Instructions for the task: Give the listing again character for character, but drop the images.

Stored data entries
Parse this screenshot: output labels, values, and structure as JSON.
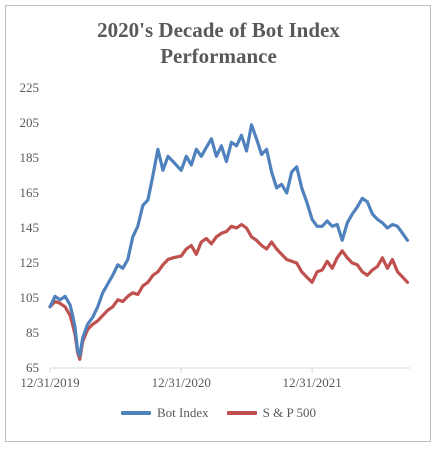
{
  "chart_data": {
    "type": "line",
    "title": "2020's Decade of Bot Index",
    "subtitle": "Performance",
    "xlabel": "",
    "ylabel": "",
    "ylim": [
      65,
      225
    ],
    "yticks": [
      65,
      85,
      105,
      125,
      145,
      165,
      185,
      205,
      225
    ],
    "xlim": [
      "2019-12-31",
      "2022-09-30"
    ],
    "xticks": [
      "12/31/2019",
      "12/31/2020",
      "12/31/2021"
    ],
    "grid": false,
    "legend": "bottom",
    "x": [
      "2019-12-31",
      "2020-01-14",
      "2020-01-28",
      "2020-02-11",
      "2020-02-25",
      "2020-03-03",
      "2020-03-10",
      "2020-03-17",
      "2020-03-23",
      "2020-03-31",
      "2020-04-14",
      "2020-04-28",
      "2020-05-12",
      "2020-05-26",
      "2020-06-09",
      "2020-06-23",
      "2020-07-07",
      "2020-07-21",
      "2020-08-04",
      "2020-08-18",
      "2020-09-01",
      "2020-09-15",
      "2020-09-29",
      "2020-10-13",
      "2020-10-27",
      "2020-11-10",
      "2020-11-24",
      "2020-12-08",
      "2020-12-31",
      "2021-01-14",
      "2021-01-28",
      "2021-02-11",
      "2021-02-25",
      "2021-03-11",
      "2021-03-25",
      "2021-04-08",
      "2021-04-22",
      "2021-05-06",
      "2021-05-20",
      "2021-06-03",
      "2021-06-17",
      "2021-07-01",
      "2021-07-15",
      "2021-07-29",
      "2021-08-12",
      "2021-08-26",
      "2021-09-09",
      "2021-09-23",
      "2021-10-07",
      "2021-10-21",
      "2021-11-04",
      "2021-11-18",
      "2021-12-02",
      "2021-12-16",
      "2021-12-31",
      "2022-01-14",
      "2022-01-28",
      "2022-02-11",
      "2022-02-25",
      "2022-03-11",
      "2022-03-25",
      "2022-04-08",
      "2022-04-22",
      "2022-05-06",
      "2022-05-20",
      "2022-06-03",
      "2022-06-17",
      "2022-07-01",
      "2022-07-15",
      "2022-07-29",
      "2022-08-12",
      "2022-08-26",
      "2022-09-09",
      "2022-09-23"
    ],
    "series": [
      {
        "name": "Bot Index",
        "color": "#4f81bd",
        "values": [
          100,
          106,
          104,
          106,
          101,
          95,
          88,
          75,
          72,
          82,
          90,
          94,
          100,
          108,
          113,
          118,
          124,
          122,
          127,
          140,
          146,
          158,
          161,
          175,
          190,
          178,
          186,
          183,
          178,
          186,
          181,
          190,
          186,
          191,
          196,
          186,
          192,
          183,
          194,
          192,
          198,
          189,
          204,
          196,
          187,
          190,
          177,
          168,
          170,
          165,
          177,
          180,
          168,
          160,
          150,
          146,
          146,
          149,
          146,
          147,
          138,
          148,
          153,
          157,
          162,
          160,
          153,
          150,
          148,
          145,
          147,
          146,
          142,
          138
        ]
      },
      {
        "name": "S & P 500",
        "color": "#c0504d",
        "values": [
          100,
          103,
          102,
          100,
          95,
          90,
          84,
          74,
          70,
          80,
          87,
          90,
          92,
          95,
          98,
          100,
          104,
          103,
          106,
          108,
          107,
          112,
          114,
          118,
          120,
          124,
          127,
          128,
          129,
          133,
          135,
          130,
          137,
          139,
          136,
          140,
          142,
          143,
          146,
          145,
          147,
          145,
          140,
          138,
          135,
          133,
          137,
          133,
          130,
          127,
          126,
          125,
          120,
          117,
          114,
          120,
          121,
          126,
          122,
          128,
          132,
          128,
          125,
          124,
          120,
          118,
          121,
          123,
          128,
          122,
          127,
          120,
          117,
          114
        ]
      }
    ]
  }
}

Completed task:
Parse this screenshot: output labels, values, and structure as JSON.
{
  "chart_data": {
    "type": "line",
    "title": "2020's Decade of Bot Index",
    "subtitle": "Performance",
    "xlabel": "",
    "ylabel": "",
    "ylim": [
      65,
      225
    ],
    "yticks": [
      65,
      85,
      105,
      125,
      145,
      165,
      185,
      205,
      225
    ],
    "xlim": [
      "2019-12-31",
      "2022-09-30"
    ],
    "xticks": [
      "12/31/2019",
      "12/31/2020",
      "12/31/2021"
    ],
    "grid": false,
    "legend": "bottom",
    "x": [
      "2019-12-31",
      "2020-01-14",
      "2020-01-28",
      "2020-02-11",
      "2020-02-25",
      "2020-03-03",
      "2020-03-10",
      "2020-03-17",
      "2020-03-23",
      "2020-03-31",
      "2020-04-14",
      "2020-04-28",
      "2020-05-12",
      "2020-05-26",
      "2020-06-09",
      "2020-06-23",
      "2020-07-07",
      "2020-07-21",
      "2020-08-04",
      "2020-08-18",
      "2020-09-01",
      "2020-09-15",
      "2020-09-29",
      "2020-10-13",
      "2020-10-27",
      "2020-11-10",
      "2020-11-24",
      "2020-12-08",
      "2020-12-31",
      "2021-01-14",
      "2021-01-28",
      "2021-02-11",
      "2021-02-25",
      "2021-03-11",
      "2021-03-25",
      "2021-04-08",
      "2021-04-22",
      "2021-05-06",
      "2021-05-20",
      "2021-06-03",
      "2021-06-17",
      "2021-07-01",
      "2021-07-15",
      "2021-07-29",
      "2021-08-12",
      "2021-08-26",
      "2021-09-09",
      "2021-09-23",
      "2021-10-07",
      "2021-10-21",
      "2021-11-04",
      "2021-11-18",
      "2021-12-02",
      "2021-12-16",
      "2021-12-31",
      "2022-01-14",
      "2022-01-28",
      "2022-02-11",
      "2022-02-25",
      "2022-03-11",
      "2022-03-25",
      "2022-04-08",
      "2022-04-22",
      "2022-05-06",
      "2022-05-20",
      "2022-06-03",
      "2022-06-17",
      "2022-07-01",
      "2022-07-15",
      "2022-07-29",
      "2022-08-12",
      "2022-08-26",
      "2022-09-09",
      "2022-09-23"
    ],
    "series": [
      {
        "name": "Bot Index",
        "color": "#4f81bd",
        "values": [
          100,
          106,
          104,
          106,
          101,
          95,
          88,
          75,
          72,
          82,
          90,
          94,
          100,
          108,
          113,
          118,
          124,
          122,
          127,
          140,
          146,
          158,
          161,
          175,
          190,
          178,
          186,
          183,
          178,
          186,
          181,
          190,
          186,
          191,
          196,
          186,
          192,
          183,
          194,
          192,
          198,
          189,
          204,
          196,
          187,
          190,
          177,
          168,
          170,
          165,
          177,
          180,
          168,
          160,
          150,
          146,
          146,
          149,
          146,
          147,
          138,
          148,
          153,
          157,
          162,
          160,
          153,
          150,
          148,
          145,
          147,
          146,
          142,
          138
        ]
      },
      {
        "name": "S & P 500",
        "color": "#c0504d",
        "values": [
          100,
          103,
          102,
          100,
          95,
          90,
          84,
          74,
          70,
          80,
          87,
          90,
          92,
          95,
          98,
          100,
          104,
          103,
          106,
          108,
          107,
          112,
          114,
          118,
          120,
          124,
          127,
          128,
          129,
          133,
          135,
          130,
          137,
          139,
          136,
          140,
          142,
          143,
          146,
          145,
          147,
          145,
          140,
          138,
          135,
          133,
          137,
          133,
          130,
          127,
          126,
          125,
          120,
          117,
          114,
          120,
          121,
          126,
          122,
          128,
          132,
          128,
          125,
          124,
          120,
          118,
          121,
          123,
          128,
          122,
          127,
          120,
          117,
          114
        ]
      }
    ]
  }
}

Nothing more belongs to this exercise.